[start of Listing]

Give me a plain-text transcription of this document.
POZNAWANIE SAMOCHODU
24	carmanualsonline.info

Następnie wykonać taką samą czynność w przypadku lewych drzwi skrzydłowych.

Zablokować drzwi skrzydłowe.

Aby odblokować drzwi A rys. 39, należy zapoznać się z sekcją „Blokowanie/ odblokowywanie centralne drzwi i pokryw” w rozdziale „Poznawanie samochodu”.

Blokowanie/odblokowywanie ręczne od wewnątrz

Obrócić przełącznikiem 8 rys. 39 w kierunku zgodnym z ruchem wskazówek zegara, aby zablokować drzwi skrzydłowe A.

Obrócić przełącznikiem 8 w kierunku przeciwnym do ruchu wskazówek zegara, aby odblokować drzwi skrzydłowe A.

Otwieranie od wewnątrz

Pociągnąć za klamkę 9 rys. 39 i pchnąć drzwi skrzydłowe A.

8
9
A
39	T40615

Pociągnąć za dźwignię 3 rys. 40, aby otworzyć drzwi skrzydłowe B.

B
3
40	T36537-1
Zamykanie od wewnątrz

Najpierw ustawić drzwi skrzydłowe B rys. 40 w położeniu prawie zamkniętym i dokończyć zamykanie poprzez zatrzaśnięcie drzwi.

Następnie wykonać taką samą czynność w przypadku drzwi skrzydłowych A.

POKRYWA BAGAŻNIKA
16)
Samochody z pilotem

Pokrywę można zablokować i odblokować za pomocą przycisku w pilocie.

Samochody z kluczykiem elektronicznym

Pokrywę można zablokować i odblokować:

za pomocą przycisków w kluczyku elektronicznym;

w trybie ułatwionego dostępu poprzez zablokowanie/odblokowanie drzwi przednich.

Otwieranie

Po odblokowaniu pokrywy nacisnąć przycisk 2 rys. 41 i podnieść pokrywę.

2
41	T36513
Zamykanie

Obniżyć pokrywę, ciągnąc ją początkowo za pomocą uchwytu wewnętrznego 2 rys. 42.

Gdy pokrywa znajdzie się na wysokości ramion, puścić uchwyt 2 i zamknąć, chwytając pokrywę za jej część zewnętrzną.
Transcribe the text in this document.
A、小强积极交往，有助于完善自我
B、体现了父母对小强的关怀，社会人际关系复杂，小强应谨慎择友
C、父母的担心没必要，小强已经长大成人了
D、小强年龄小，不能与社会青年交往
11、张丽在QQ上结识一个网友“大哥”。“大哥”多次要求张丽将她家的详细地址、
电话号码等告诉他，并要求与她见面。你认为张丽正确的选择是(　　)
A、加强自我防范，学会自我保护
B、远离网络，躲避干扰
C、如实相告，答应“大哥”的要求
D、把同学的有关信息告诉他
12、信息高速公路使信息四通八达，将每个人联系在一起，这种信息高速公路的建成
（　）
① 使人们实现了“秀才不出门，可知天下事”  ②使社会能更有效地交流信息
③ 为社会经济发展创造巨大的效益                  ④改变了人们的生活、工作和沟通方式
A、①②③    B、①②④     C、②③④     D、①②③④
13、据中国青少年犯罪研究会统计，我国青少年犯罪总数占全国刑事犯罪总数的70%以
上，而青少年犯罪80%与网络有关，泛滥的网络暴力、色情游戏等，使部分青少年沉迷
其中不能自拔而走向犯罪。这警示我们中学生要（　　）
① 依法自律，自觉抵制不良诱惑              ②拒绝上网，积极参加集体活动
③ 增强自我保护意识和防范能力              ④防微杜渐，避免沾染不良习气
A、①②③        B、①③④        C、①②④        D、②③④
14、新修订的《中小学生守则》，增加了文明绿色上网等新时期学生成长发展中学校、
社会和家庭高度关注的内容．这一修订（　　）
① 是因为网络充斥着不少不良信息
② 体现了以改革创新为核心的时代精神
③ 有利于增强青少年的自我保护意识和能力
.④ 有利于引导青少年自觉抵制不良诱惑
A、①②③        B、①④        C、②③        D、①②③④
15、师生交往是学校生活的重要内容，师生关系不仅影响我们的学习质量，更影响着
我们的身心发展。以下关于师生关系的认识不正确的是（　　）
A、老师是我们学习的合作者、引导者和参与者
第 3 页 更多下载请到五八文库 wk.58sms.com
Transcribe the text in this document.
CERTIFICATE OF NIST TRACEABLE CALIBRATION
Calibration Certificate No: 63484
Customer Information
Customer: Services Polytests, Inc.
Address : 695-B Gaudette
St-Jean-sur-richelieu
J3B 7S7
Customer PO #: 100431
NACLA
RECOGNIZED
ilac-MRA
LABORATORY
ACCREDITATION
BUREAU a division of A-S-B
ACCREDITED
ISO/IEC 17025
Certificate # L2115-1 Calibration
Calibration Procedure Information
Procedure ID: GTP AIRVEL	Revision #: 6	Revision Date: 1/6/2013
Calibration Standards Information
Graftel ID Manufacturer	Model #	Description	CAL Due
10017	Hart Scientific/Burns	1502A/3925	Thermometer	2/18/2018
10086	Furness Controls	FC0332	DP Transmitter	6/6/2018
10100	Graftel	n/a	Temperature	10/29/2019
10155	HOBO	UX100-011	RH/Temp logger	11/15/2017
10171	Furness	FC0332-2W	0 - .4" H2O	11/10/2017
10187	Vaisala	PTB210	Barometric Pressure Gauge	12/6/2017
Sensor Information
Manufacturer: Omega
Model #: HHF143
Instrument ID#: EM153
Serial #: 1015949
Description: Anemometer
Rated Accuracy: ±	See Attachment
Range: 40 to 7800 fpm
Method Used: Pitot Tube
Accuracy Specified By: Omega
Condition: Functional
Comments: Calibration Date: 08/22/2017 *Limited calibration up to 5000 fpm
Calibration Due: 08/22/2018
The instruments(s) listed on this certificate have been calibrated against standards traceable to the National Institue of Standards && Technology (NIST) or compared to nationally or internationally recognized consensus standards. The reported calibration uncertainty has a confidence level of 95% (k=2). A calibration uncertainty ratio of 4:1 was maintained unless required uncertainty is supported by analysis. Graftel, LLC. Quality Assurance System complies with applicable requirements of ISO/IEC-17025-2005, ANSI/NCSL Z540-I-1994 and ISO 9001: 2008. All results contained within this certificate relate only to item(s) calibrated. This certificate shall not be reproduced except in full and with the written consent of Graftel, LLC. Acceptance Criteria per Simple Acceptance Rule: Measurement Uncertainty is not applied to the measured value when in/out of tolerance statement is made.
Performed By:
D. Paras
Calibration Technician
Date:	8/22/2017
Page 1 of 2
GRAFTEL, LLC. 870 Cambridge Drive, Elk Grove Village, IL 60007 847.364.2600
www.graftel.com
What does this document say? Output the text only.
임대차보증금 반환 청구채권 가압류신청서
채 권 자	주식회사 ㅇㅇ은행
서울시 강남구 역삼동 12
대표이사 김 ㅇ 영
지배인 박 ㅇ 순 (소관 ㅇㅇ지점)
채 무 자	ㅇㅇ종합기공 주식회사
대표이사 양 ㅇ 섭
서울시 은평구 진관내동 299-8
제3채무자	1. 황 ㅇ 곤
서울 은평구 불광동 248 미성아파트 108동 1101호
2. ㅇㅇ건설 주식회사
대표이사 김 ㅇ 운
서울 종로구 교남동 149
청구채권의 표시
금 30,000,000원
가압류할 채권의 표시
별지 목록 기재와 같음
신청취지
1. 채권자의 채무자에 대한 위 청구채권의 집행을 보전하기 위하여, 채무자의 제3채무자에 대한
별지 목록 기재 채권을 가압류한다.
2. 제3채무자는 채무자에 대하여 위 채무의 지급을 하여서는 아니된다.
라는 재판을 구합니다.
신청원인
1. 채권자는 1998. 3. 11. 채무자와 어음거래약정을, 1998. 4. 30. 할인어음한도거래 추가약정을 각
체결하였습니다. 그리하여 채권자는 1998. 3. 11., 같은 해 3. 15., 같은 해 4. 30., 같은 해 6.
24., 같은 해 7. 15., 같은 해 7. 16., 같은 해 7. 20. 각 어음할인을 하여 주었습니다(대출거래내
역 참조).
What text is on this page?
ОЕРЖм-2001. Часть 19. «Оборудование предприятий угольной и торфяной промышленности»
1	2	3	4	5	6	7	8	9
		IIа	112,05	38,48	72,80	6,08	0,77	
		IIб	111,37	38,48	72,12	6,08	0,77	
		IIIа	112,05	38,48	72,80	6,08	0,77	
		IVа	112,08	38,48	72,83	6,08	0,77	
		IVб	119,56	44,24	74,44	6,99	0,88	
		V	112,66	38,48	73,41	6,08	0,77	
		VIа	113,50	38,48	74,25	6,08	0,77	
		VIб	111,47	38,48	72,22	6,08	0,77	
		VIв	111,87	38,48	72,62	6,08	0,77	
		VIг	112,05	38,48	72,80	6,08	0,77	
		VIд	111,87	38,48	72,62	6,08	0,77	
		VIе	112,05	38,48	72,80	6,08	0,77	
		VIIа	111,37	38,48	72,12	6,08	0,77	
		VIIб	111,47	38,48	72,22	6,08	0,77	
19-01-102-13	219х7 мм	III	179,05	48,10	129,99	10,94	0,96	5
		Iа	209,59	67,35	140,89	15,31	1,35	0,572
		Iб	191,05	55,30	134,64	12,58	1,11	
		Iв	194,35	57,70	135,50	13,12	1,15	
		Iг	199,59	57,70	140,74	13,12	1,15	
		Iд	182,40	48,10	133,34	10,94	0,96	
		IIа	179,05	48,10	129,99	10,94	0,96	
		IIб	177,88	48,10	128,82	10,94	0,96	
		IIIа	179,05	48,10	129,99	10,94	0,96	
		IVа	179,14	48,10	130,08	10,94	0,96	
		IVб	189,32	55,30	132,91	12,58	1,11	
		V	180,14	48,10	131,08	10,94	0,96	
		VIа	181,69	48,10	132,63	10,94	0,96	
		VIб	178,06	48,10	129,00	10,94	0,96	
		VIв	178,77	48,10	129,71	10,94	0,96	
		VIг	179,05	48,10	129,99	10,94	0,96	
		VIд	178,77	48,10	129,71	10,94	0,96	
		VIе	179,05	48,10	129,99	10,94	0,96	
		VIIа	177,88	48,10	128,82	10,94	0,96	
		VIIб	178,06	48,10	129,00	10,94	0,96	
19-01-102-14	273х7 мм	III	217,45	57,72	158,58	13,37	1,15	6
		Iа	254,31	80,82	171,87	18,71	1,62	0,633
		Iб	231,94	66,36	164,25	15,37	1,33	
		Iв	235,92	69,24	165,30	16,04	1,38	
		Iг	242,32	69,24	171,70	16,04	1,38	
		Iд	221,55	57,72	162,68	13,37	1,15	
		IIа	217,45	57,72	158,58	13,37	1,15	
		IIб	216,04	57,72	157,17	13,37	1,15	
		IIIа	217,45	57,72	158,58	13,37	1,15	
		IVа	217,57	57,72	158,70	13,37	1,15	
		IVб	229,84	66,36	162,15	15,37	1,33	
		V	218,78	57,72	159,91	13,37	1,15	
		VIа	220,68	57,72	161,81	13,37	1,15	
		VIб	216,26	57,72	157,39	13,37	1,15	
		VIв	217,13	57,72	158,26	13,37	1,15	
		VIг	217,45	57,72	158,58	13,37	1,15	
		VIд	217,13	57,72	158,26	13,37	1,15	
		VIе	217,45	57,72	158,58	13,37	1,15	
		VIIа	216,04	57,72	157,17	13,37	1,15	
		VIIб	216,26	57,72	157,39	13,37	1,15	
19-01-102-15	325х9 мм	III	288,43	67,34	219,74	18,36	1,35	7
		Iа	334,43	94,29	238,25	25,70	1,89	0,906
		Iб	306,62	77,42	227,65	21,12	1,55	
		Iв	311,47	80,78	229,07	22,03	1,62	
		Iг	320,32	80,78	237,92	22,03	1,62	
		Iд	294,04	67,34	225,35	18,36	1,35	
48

[end of Listing]

_Exercise instructions_. Looking at the records above, work out how many lines include the word "kierunku", then give that number by itself.

_In response_. 2